What follows is a listing; restate every line of it word for word.

[begin Entries supplied]

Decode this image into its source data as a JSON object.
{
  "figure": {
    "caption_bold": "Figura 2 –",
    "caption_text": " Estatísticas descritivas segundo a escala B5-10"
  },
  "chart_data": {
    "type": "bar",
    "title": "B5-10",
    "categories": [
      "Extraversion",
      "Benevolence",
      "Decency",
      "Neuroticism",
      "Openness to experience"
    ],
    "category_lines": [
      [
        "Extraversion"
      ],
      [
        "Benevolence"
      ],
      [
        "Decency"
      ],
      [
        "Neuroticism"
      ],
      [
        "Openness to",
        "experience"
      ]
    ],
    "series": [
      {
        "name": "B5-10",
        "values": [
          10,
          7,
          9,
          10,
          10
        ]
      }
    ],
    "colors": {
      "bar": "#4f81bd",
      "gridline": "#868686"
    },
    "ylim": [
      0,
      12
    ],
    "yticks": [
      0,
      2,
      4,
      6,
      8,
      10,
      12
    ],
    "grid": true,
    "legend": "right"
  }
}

[end Entries supplied]

* Solution to this exercise:
Decode this image into its source data as a JSON object.
{
  "figure": {
    "caption_bold": "Figura 2 –",
    "caption_text": " Estatísticas descritivas segundo a escala B5-10"
  },
  "chart_data": {
    "type": "bar",
    "title": "B5-10",
    "categories": [
      "Extraversion",
      "Benevolence",
      "Decency",
      "Neuroticism",
      "Openness to experience"
    ],
    "category_lines": [
      [
        "Extraversion"
      ],
      [
        "Benevolence"
      ],
      [
        "Decency"
      ],
      [
        "Neuroticism"
      ],
      [
        "Openness to",
        "experience"
      ]
    ],
    "series": [
      {
        "name": "B5-10",
        "values": [
          10,
          7,
          9,
          10,
          10
        ]
      }
    ],
    "colors": {
      "bar": "#4f81bd",
      "gridline": "#868686"
    },
    "ylim": [
      0,
      12
    ],
    "yticks": [
      0,
      2,
      4,
      6,
      8,
      10,
      12
    ],
    "grid": true,
    "legend": "right"
  }
}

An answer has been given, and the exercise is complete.